■ Directions for this task
Retype the complete listing exactly as it appears.

(A run of records)
● ● ● ● ● ● ●

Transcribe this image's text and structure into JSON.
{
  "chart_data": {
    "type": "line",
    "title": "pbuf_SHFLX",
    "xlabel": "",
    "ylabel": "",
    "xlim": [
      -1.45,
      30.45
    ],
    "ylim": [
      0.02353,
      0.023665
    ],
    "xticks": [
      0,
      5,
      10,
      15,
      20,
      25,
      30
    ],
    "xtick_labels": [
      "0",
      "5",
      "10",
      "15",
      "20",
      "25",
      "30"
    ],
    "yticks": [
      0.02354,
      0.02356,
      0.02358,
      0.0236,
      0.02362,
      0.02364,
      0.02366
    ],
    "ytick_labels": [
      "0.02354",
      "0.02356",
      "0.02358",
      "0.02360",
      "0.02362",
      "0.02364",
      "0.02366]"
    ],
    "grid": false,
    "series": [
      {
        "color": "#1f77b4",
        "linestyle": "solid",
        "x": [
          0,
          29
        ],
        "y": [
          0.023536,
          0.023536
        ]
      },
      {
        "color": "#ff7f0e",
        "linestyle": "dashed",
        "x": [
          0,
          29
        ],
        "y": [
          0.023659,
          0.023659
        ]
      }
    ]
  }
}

● ● ● ● ● ● ●

■ Solution to this exercise
Transcribe this image's text and structure into JSON.
{
  "chart_data": {
    "type": "line",
    "title": "pbuf_SHFLX",
    "xlabel": "",
    "ylabel": "",
    "xlim": [
      -1.45,
      30.45
    ],
    "ylim": [
      0.02353,
      0.023665
    ],
    "xticks": [
      0,
      5,
      10,
      15,
      20,
      25,
      30
    ],
    "xtick_labels": [
      "0",
      "5",
      "10",
      "15",
      "20",
      "25",
      "30"
    ],
    "yticks": [
      0.02354,
      0.02356,
      0.02358,
      0.0236,
      0.02362,
      0.02364,
      0.02366
    ],
    "ytick_labels": [
      "0.02354",
      "0.02356",
      "0.02358",
      "0.02360",
      "0.02362",
      "0.02364",
      "0.02366]"
    ],
    "grid": false,
    "series": [
      {
        "color": "#1f77b4",
        "linestyle": "solid",
        "x": [
          0,
          29
        ],
        "y": [
          0.023536,
          0.023536
        ]
      },
      {
        "color": "#ff7f0e",
        "linestyle": "dashed",
        "x": [
          0,
          29
        ],
        "y": [
          0.023659,
          0.023659
        ]
      }
    ]
  }
}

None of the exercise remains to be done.